Extracted material -

::::::

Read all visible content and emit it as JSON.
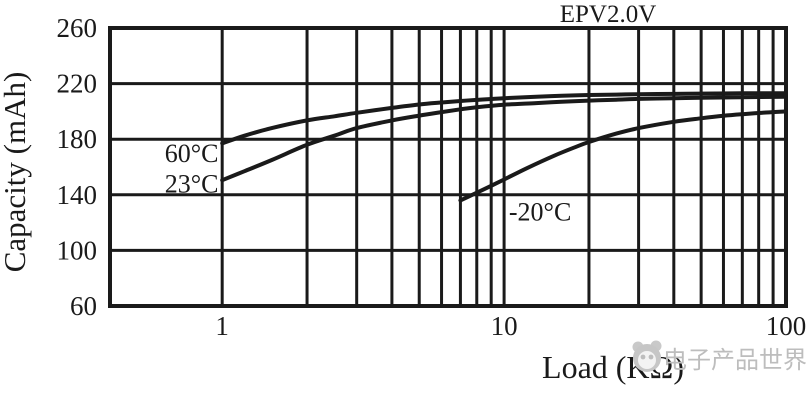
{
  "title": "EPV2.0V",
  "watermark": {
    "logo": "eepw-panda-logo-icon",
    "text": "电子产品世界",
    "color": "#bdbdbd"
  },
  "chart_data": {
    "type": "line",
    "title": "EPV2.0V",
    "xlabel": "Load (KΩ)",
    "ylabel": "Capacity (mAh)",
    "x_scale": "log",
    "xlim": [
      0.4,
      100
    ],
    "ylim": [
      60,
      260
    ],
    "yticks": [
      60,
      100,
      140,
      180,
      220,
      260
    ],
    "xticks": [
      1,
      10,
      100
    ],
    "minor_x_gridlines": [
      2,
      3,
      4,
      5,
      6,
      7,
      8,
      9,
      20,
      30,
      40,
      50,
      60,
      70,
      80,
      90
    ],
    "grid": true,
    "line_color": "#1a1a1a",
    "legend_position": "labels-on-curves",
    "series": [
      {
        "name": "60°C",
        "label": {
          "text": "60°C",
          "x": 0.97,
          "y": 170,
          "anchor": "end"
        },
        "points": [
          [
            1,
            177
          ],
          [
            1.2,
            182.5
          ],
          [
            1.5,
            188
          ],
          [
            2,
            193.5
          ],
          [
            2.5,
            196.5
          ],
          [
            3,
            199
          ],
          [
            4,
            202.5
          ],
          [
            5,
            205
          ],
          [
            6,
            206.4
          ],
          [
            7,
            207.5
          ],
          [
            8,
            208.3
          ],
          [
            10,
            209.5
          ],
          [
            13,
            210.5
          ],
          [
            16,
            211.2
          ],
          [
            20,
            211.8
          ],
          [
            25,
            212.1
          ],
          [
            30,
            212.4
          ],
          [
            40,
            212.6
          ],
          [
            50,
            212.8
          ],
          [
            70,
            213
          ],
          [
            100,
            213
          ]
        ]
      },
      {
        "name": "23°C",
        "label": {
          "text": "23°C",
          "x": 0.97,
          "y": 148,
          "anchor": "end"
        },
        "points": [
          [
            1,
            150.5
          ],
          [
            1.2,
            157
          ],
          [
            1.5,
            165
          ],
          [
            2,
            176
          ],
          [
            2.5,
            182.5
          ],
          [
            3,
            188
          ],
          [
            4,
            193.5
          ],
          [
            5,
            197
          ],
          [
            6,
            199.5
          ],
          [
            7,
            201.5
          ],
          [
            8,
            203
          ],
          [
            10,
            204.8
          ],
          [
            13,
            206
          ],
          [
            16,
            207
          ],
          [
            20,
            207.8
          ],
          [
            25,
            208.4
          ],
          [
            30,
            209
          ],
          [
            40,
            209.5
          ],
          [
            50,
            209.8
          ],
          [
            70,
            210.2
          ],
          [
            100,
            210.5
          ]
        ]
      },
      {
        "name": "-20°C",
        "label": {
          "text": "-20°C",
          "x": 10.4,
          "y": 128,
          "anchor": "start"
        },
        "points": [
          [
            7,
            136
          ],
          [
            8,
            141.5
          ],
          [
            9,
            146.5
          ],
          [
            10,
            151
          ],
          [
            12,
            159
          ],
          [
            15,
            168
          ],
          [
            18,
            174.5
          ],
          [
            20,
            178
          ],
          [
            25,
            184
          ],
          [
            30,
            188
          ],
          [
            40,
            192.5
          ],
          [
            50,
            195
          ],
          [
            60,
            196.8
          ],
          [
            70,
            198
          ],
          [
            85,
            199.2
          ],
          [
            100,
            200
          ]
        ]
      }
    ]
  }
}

::::::

Work to complete - Extract the entries in full, exactly as they are, minus the pictures.

Finished task -
Read all visible content and emit it as JSON.
{
  "title": "EPV2.0V",
  "watermark": {
    "logo": "eepw-panda-logo-icon",
    "text": "电子产品世界",
    "color": "#bdbdbd"
  },
  "chart_data": {
    "type": "line",
    "title": "EPV2.0V",
    "xlabel": "Load (KΩ)",
    "ylabel": "Capacity (mAh)",
    "x_scale": "log",
    "xlim": [
      0.4,
      100
    ],
    "ylim": [
      60,
      260
    ],
    "yticks": [
      60,
      100,
      140,
      180,
      220,
      260
    ],
    "xticks": [
      1,
      10,
      100
    ],
    "minor_x_gridlines": [
      2,
      3,
      4,
      5,
      6,
      7,
      8,
      9,
      20,
      30,
      40,
      50,
      60,
      70,
      80,
      90
    ],
    "grid": true,
    "line_color": "#1a1a1a",
    "legend_position": "labels-on-curves",
    "series": [
      {
        "name": "60°C",
        "label": {
          "text": "60°C",
          "x": 0.97,
          "y": 170,
          "anchor": "end"
        },
        "points": [
          [
            1,
            177
          ],
          [
            1.2,
            182.5
          ],
          [
            1.5,
            188
          ],
          [
            2,
            193.5
          ],
          [
            2.5,
            196.5
          ],
          [
            3,
            199
          ],
          [
            4,
            202.5
          ],
          [
            5,
            205
          ],
          [
            6,
            206.4
          ],
          [
            7,
            207.5
          ],
          [
            8,
            208.3
          ],
          [
            10,
            209.5
          ],
          [
            13,
            210.5
          ],
          [
            16,
            211.2
          ],
          [
            20,
            211.8
          ],
          [
            25,
            212.1
          ],
          [
            30,
            212.4
          ],
          [
            40,
            212.6
          ],
          [
            50,
            212.8
          ],
          [
            70,
            213
          ],
          [
            100,
            213
          ]
        ]
      },
      {
        "name": "23°C",
        "label": {
          "text": "23°C",
          "x": 0.97,
          "y": 148,
          "anchor": "end"
        },
        "points": [
          [
            1,
            150.5
          ],
          [
            1.2,
            157
          ],
          [
            1.5,
            165
          ],
          [
            2,
            176
          ],
          [
            2.5,
            182.5
          ],
          [
            3,
            188
          ],
          [
            4,
            193.5
          ],
          [
            5,
            197
          ],
          [
            6,
            199.5
          ],
          [
            7,
            201.5
          ],
          [
            8,
            203
          ],
          [
            10,
            204.8
          ],
          [
            13,
            206
          ],
          [
            16,
            207
          ],
          [
            20,
            207.8
          ],
          [
            25,
            208.4
          ],
          [
            30,
            209
          ],
          [
            40,
            209.5
          ],
          [
            50,
            209.8
          ],
          [
            70,
            210.2
          ],
          [
            100,
            210.5
          ]
        ]
      },
      {
        "name": "-20°C",
        "label": {
          "text": "-20°C",
          "x": 10.4,
          "y": 128,
          "anchor": "start"
        },
        "points": [
          [
            7,
            136
          ],
          [
            8,
            141.5
          ],
          [
            9,
            146.5
          ],
          [
            10,
            151
          ],
          [
            12,
            159
          ],
          [
            15,
            168
          ],
          [
            18,
            174.5
          ],
          [
            20,
            178
          ],
          [
            25,
            184
          ],
          [
            30,
            188
          ],
          [
            40,
            192.5
          ],
          [
            50,
            195
          ],
          [
            60,
            196.8
          ],
          [
            70,
            198
          ],
          [
            85,
            199.2
          ],
          [
            100,
            200
          ]
        ]
      }
    ]
  }
}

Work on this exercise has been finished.